A run of records
● ● ● ● ●
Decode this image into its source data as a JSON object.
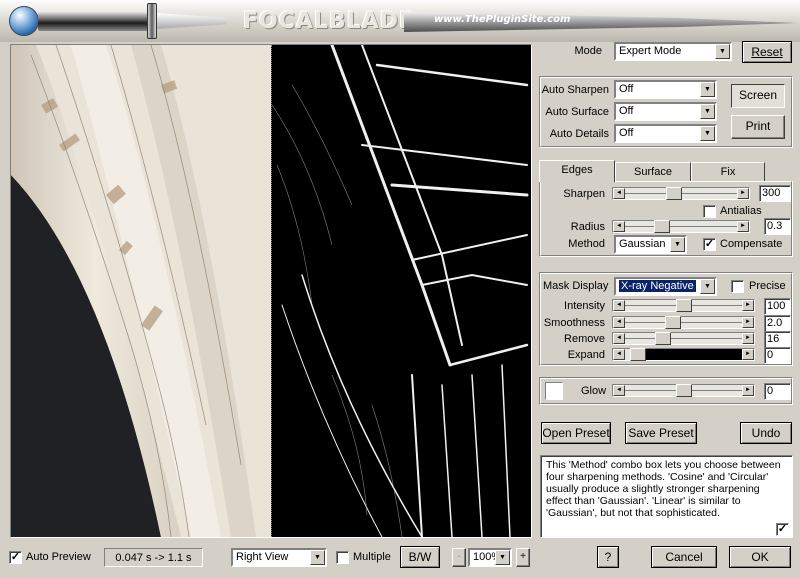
{
  "header": {
    "logo": "FOCALBLADE",
    "site": "www.ThePluginSite.com"
  },
  "mode": {
    "label": "Mode",
    "value": "Expert Mode",
    "reset_label": "Reset"
  },
  "auto": {
    "sharpen": {
      "label": "Auto Sharpen",
      "value": "Off"
    },
    "surface": {
      "label": "Auto Surface",
      "value": "Off"
    },
    "details": {
      "label": "Auto Details",
      "value": "Off"
    },
    "screen_label": "Screen",
    "print_label": "Print"
  },
  "tabs": [
    {
      "label": "Edges",
      "active": true
    },
    {
      "label": "Surface",
      "active": false
    },
    {
      "label": "Fix",
      "active": false
    }
  ],
  "edges": {
    "sharpen": {
      "label": "Sharpen",
      "value": "300",
      "level": 0.43
    },
    "antialias": {
      "label": "Antialias",
      "checked": false
    },
    "radius": {
      "label": "Radius",
      "value": "0.3",
      "level": 0.3
    },
    "method": {
      "label": "Method",
      "value": "Gaussian"
    },
    "compensate": {
      "label": "Compensate",
      "checked": true
    }
  },
  "mask": {
    "display": {
      "label": "Mask Display",
      "value": "X-ray Negative"
    },
    "precise": {
      "label": "Precise",
      "checked": false
    },
    "intensity": {
      "label": "Intensity",
      "value": "100",
      "level": 0.5
    },
    "smoothness": {
      "label": "Smoothness",
      "value": "2.0",
      "level": 0.4
    },
    "remove": {
      "label": "Remove",
      "value": "16",
      "level": 0.3
    },
    "expand": {
      "label": "Expand",
      "value": "0",
      "level": 0.05
    }
  },
  "glow": {
    "label": "Glow",
    "value": "0",
    "level": 0.5,
    "checked": false
  },
  "presets": {
    "open_label": "Open Preset",
    "save_label": "Save Preset",
    "undo_label": "Undo"
  },
  "help": {
    "text": "This 'Method' combo box lets you choose between four sharpening methods. 'Cosine' and 'Circular' usually produce a slightly stronger sharpening effect than 'Gaussian'. 'Linear' is similar to 'Gaussian', but not that sophisticated.",
    "checked": true
  },
  "footer": {
    "auto_preview": {
      "label": "Auto Preview",
      "checked": true
    },
    "timing": "0.047 s -> 1.1 s",
    "view": "Right View",
    "multiple": {
      "label": "Multiple",
      "checked": false
    },
    "bw_label": "B/W",
    "minus": "-",
    "zoom": "100%",
    "plus": "+",
    "help_btn": "?",
    "cancel_label": "Cancel",
    "ok_label": "OK"
  }
}
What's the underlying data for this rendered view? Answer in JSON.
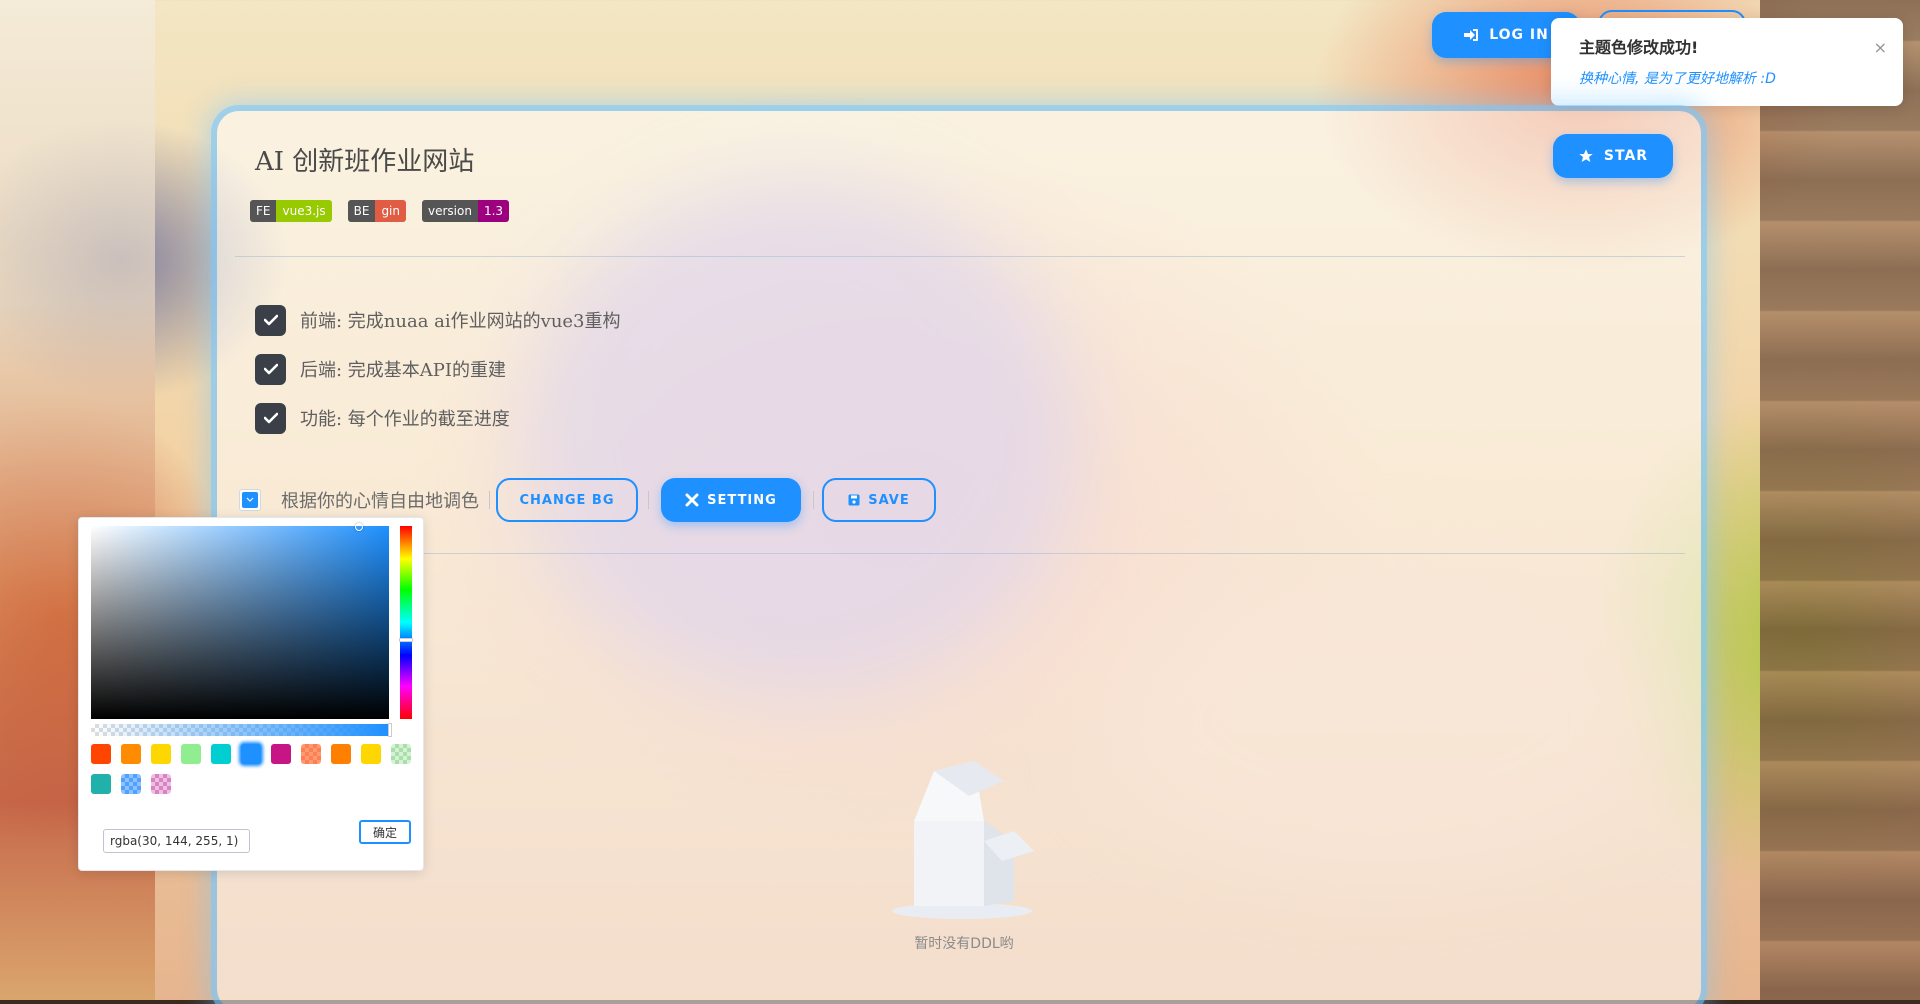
{
  "header": {
    "login_label": "LOG IN"
  },
  "toast": {
    "title": "主题色修改成功!",
    "message": "换种心情, 是为了更好地解析 :D",
    "close_symbol": "×"
  },
  "card": {
    "title": "AI 创新班作业网站",
    "star_label": "STAR",
    "badges": [
      {
        "key": "FE",
        "value": "vue3.js",
        "color": "#97ca00"
      },
      {
        "key": "BE",
        "value": "gin",
        "color": "#e05d44"
      },
      {
        "key": "version",
        "value": "1.3",
        "color": "#9c007f"
      }
    ],
    "tasks": [
      {
        "text": "前端: 完成nuaa ai作业网站的vue3重构",
        "checked": true
      },
      {
        "text": "后端: 完成基本API的重建",
        "checked": true
      },
      {
        "text": "功能: 每个作业的截至进度",
        "checked": true
      }
    ],
    "controls": {
      "mood_text": "根据你的心情自由地调色",
      "change_bg_label": "CHANGE BG",
      "setting_label": "SETTING",
      "save_label": "SAVE"
    },
    "empty": {
      "text": "暂时没有DDL哟"
    }
  },
  "color_picker": {
    "value": "rgba(30, 144, 255, 1)",
    "confirm_label": "确定",
    "selected_color": "#1e90ff",
    "swatches": [
      "#ff4500",
      "#ff8c00",
      "#ffd700",
      "#90ee90",
      "#00ced1",
      "#1e90ff",
      "#c71585",
      "#ff7f50",
      "#ff8000",
      "#ffd700",
      "#b9e6b9",
      "#20b2aa",
      "#6fb1ff",
      "#e29ad0"
    ]
  },
  "theme": {
    "accent": "#1e90ff"
  }
}
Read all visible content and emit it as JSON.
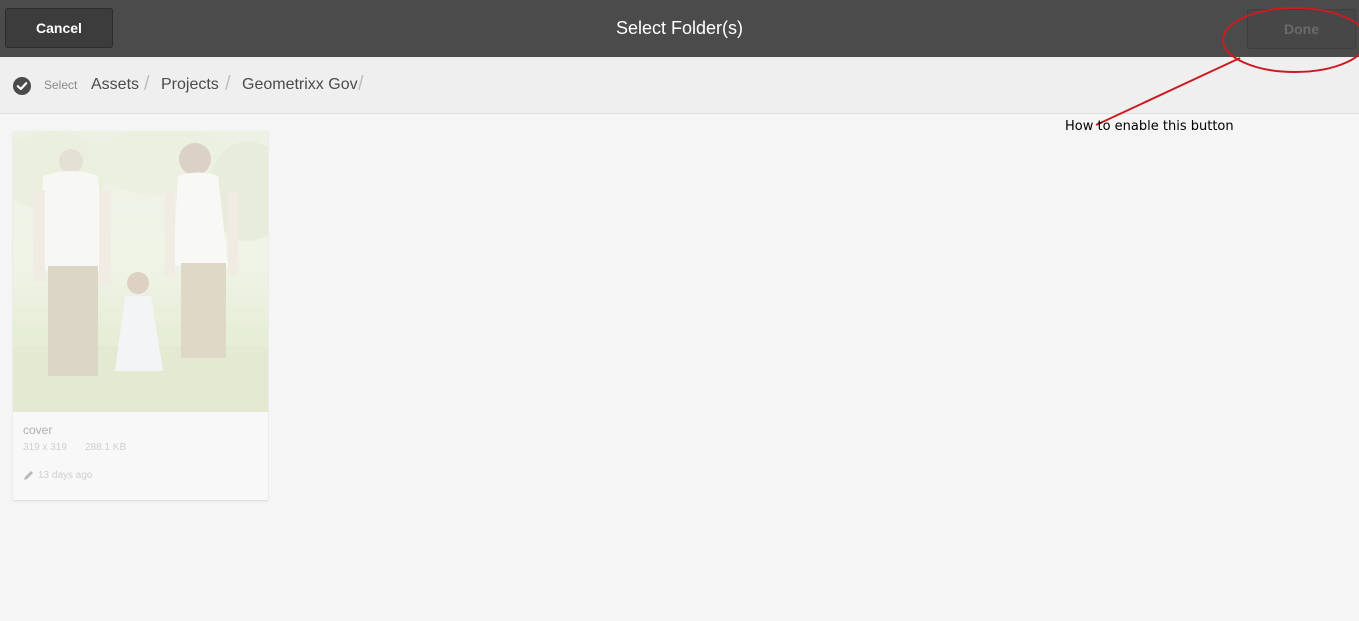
{
  "header": {
    "cancel_label": "Cancel",
    "title": "Select Folder(s)",
    "done_label": "Done"
  },
  "breadcrumb": {
    "select_label": "Select",
    "items": [
      "Assets",
      "Projects",
      "Geometrixx Gov"
    ]
  },
  "card": {
    "title": "cover",
    "dimensions": "319 x 319",
    "size": "288.1 KB",
    "modified": "13 days ago"
  },
  "annotation": {
    "text": "How to enable this button",
    "color": "#cc1b22"
  },
  "colors": {
    "topbar": "#4b4b4b",
    "crumbbar": "#efefef",
    "page": "#f5f5f5"
  },
  "icons": {
    "select": "check-circle-icon",
    "edit": "pencil-icon"
  }
}
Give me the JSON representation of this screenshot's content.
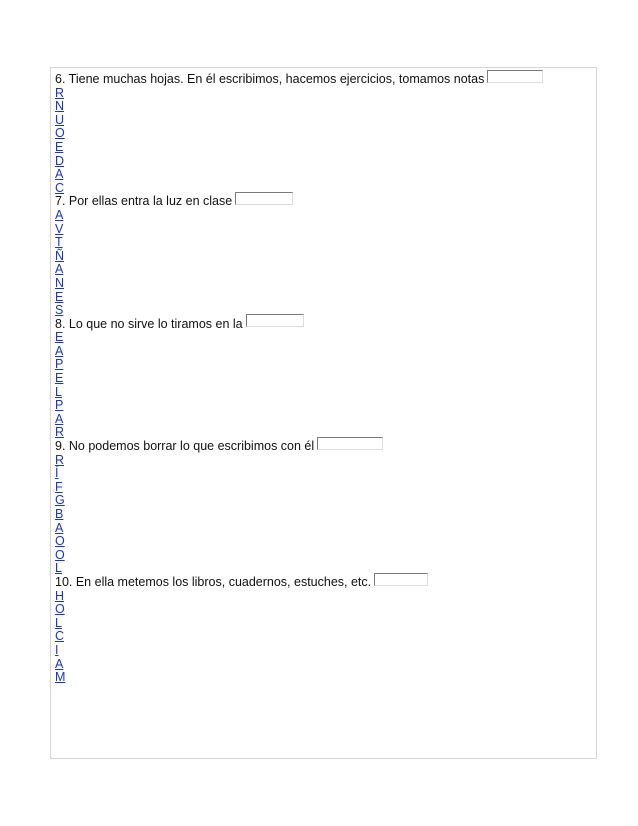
{
  "questions": [
    {
      "text": "6. Tiene muchas  hojas.  En él escribimos, hacemos ejercicios, tomamos notas",
      "letters": [
        "R",
        "N",
        "U",
        "O",
        "E",
        "D",
        "A",
        "C"
      ]
    },
    {
      "text": "7. Por ellas  entra la luz en clase",
      "letters": [
        "A",
        "V",
        "T",
        "Ñ",
        "A",
        "N",
        "E",
        "S"
      ]
    },
    {
      "text": "8. Lo que no sirve lo tiramos en la",
      "letters": [
        "E",
        "A",
        "P",
        "E",
        "L",
        "P",
        "A",
        "R"
      ]
    },
    {
      "text": "9. No podemos borrar lo que escribimos con él",
      "letters": [
        "R",
        "Í",
        "F",
        "G",
        "B",
        "A",
        "O",
        "O",
        "L"
      ]
    },
    {
      "text": "10. En ella metemos los libros, cuadernos,  estuches,  etc.",
      "letters": [
        "H",
        "O",
        "L",
        "C",
        "I",
        "A",
        "M"
      ]
    }
  ]
}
● ● ● ● ●
Prompt -
Make an exact copy of the data, leaving its pictures out.

Task response -
Decode this image into its source data as a JSON object.
{
  "header": {
    "logo": "FOCALBLADE",
    "site": "www.ThePluginSite.com"
  },
  "mode": {
    "label": "Mode",
    "value": "Expert Mode",
    "reset_label": "Reset"
  },
  "auto": {
    "sharpen": {
      "label": "Auto Sharpen",
      "value": "Off"
    },
    "surface": {
      "label": "Auto Surface",
      "value": "Off"
    },
    "details": {
      "label": "Auto Details",
      "value": "Off"
    },
    "screen_label": "Screen",
    "print_label": "Print"
  },
  "tabs": [
    {
      "label": "Edges",
      "active": true
    },
    {
      "label": "Surface",
      "active": false
    },
    {
      "label": "Fix",
      "active": false
    }
  ],
  "edges": {
    "sharpen": {
      "label": "Sharpen",
      "value": "300",
      "level": 0.43
    },
    "antialias": {
      "label": "Antialias",
      "checked": false
    },
    "radius": {
      "label": "Radius",
      "value": "0.3",
      "level": 0.3
    },
    "method": {
      "label": "Method",
      "value": "Gaussian"
    },
    "compensate": {
      "label": "Compensate",
      "checked": true
    }
  },
  "mask": {
    "display": {
      "label": "Mask Display",
      "value": "X-ray Negative"
    },
    "precise": {
      "label": "Precise",
      "checked": false
    },
    "intensity": {
      "label": "Intensity",
      "value": "100",
      "level": 0.5
    },
    "smoothness": {
      "label": "Smoothness",
      "value": "2.0",
      "level": 0.4
    },
    "remove": {
      "label": "Remove",
      "value": "16",
      "level": 0.3
    },
    "expand": {
      "label": "Expand",
      "value": "0",
      "level": 0.05
    }
  },
  "glow": {
    "label": "Glow",
    "value": "0",
    "level": 0.5,
    "checked": false
  },
  "presets": {
    "open_label": "Open Preset",
    "save_label": "Save Preset",
    "undo_label": "Undo"
  },
  "help": {
    "text": "This 'Method' combo box lets you choose between four sharpening methods. 'Cosine' and 'Circular' usually produce a slightly stronger sharpening effect than 'Gaussian'. 'Linear' is similar to 'Gaussian', but not that sophisticated.",
    "checked": true
  },
  "footer": {
    "auto_preview": {
      "label": "Auto Preview",
      "checked": true
    },
    "timing": "0.047 s -> 1.1 s",
    "view": "Right View",
    "multiple": {
      "label": "Multiple",
      "checked": false
    },
    "bw_label": "B/W",
    "minus": "-",
    "zoom": "100%",
    "plus": "+",
    "help_btn": "?",
    "cancel_label": "Cancel",
    "ok_label": "OK"
  }
}
What's the underlying data for this rendered view? Answer in JSON.
{
  "header": {
    "login_label": "LOG IN"
  },
  "toast": {
    "title": "主题色修改成功!",
    "message": "换种心情, 是为了更好地解析 :D",
    "close_symbol": "×"
  },
  "card": {
    "title": "AI 创新班作业网站",
    "star_label": "STAR",
    "badges": [
      {
        "key": "FE",
        "value": "vue3.js",
        "color": "#97ca00"
      },
      {
        "key": "BE",
        "value": "gin",
        "color": "#e05d44"
      },
      {
        "key": "version",
        "value": "1.3",
        "color": "#9c007f"
      }
    ],
    "tasks": [
      {
        "text": "前端: 完成nuaa ai作业网站的vue3重构",
        "checked": true
      },
      {
        "text": "后端: 完成基本API的重建",
        "checked": true
      },
      {
        "text": "功能: 每个作业的截至进度",
        "checked": true
      }
    ],
    "controls": {
      "mood_text": "根据你的心情自由地调色",
      "change_bg_label": "CHANGE BG",
      "setting_label": "SETTING",
      "save_label": "SAVE"
    },
    "empty": {
      "text": "暂时没有DDL哟"
    }
  },
  "color_picker": {
    "value": "rgba(30, 144, 255, 1)",
    "confirm_label": "确定",
    "selected_color": "#1e90ff",
    "swatches": [
      "#ff4500",
      "#ff8c00",
      "#ffd700",
      "#90ee90",
      "#00ced1",
      "#1e90ff",
      "#c71585",
      "#ff7f50",
      "#ff8000",
      "#ffd700",
      "#b9e6b9",
      "#20b2aa",
      "#6fb1ff",
      "#e29ad0"
    ]
  },
  "theme": {
    "accent": "#1e90ff"
  }
}
Read all visible content and emit it as JSON.
{
  "header": {
    "cancel_label": "Cancel",
    "title": "Select Folder(s)",
    "done_label": "Done"
  },
  "breadcrumb": {
    "select_label": "Select",
    "items": [
      "Assets",
      "Projects",
      "Geometrixx Gov"
    ]
  },
  "card": {
    "title": "cover",
    "dimensions": "319 x 319",
    "size": "288.1 KB",
    "modified": "13 days ago"
  },
  "annotation": {
    "text": "How to enable this button",
    "color": "#cc1b22"
  },
  "colors": {
    "topbar": "#4b4b4b",
    "crumbbar": "#efefef",
    "page": "#f5f5f5"
  },
  "icons": {
    "select": "check-circle-icon",
    "edit": "pencil-icon"
  }
}
Give me the JSON representation of this screenshot's content.
{
  "questions": [
    {
      "text": "6. Tiene muchas  hojas.  En él escribimos, hacemos ejercicios, tomamos notas",
      "letters": [
        "R",
        "N",
        "U",
        "O",
        "E",
        "D",
        "A",
        "C"
      ]
    },
    {
      "text": "7. Por ellas  entra la luz en clase",
      "letters": [
        "A",
        "V",
        "T",
        "Ñ",
        "A",
        "N",
        "E",
        "S"
      ]
    },
    {
      "text": "8. Lo que no sirve lo tiramos en la",
      "letters": [
        "E",
        "A",
        "P",
        "E",
        "L",
        "P",
        "A",
        "R"
      ]
    },
    {
      "text": "9. No podemos borrar lo que escribimos con él",
      "letters": [
        "R",
        "Í",
        "F",
        "G",
        "B",
        "A",
        "O",
        "O",
        "L"
      ]
    },
    {
      "text": "10. En ella metemos los libros, cuadernos,  estuches,  etc.",
      "letters": [
        "H",
        "O",
        "L",
        "C",
        "I",
        "A",
        "M"
      ]
    }
  ]
}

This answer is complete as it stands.